---- MATERIAL FOR THE TASK

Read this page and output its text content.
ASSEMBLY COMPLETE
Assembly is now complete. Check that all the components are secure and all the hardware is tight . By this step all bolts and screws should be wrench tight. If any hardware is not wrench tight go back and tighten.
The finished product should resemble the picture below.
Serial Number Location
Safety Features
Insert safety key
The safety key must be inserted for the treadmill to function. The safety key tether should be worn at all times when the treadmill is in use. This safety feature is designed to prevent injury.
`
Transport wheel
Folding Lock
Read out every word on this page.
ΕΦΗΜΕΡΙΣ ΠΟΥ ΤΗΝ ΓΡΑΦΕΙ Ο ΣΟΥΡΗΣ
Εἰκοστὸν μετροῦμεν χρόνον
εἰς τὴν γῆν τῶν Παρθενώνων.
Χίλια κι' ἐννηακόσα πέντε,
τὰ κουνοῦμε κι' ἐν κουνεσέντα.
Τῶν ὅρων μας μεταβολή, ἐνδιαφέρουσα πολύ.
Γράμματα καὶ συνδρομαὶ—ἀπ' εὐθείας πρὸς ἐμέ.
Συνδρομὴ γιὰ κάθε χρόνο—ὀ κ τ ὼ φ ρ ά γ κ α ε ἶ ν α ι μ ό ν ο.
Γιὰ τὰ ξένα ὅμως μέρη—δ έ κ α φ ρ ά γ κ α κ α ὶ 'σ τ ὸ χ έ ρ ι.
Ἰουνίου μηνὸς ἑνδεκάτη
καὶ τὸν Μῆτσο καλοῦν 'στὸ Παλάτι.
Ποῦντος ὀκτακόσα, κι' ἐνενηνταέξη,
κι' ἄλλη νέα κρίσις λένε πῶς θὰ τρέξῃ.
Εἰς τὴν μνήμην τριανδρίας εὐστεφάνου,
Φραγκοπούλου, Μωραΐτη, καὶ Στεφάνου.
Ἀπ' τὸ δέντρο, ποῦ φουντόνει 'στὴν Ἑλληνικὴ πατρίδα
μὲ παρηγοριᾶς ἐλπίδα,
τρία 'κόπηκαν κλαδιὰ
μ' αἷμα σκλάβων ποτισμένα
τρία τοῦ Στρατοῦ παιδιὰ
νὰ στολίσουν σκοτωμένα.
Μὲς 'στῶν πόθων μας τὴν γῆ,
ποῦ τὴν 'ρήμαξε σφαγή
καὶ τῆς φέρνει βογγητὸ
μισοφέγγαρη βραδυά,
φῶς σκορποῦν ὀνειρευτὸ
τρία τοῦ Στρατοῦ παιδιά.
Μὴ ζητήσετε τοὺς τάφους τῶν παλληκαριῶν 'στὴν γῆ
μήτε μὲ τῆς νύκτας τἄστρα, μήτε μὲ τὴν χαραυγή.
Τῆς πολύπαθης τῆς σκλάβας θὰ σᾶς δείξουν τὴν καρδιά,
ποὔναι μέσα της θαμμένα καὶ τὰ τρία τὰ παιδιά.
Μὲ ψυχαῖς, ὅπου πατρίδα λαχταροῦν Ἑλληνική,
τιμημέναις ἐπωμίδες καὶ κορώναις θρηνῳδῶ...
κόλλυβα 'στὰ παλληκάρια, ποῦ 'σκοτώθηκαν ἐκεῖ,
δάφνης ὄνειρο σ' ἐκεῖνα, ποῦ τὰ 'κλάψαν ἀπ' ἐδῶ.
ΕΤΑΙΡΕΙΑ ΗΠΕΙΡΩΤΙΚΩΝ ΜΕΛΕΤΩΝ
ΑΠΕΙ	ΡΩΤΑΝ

--------

AIM OF THE EXERCISE
Reply with only the number of lines in the material above where the string "στὴν" appears.

THE OUTPUT
2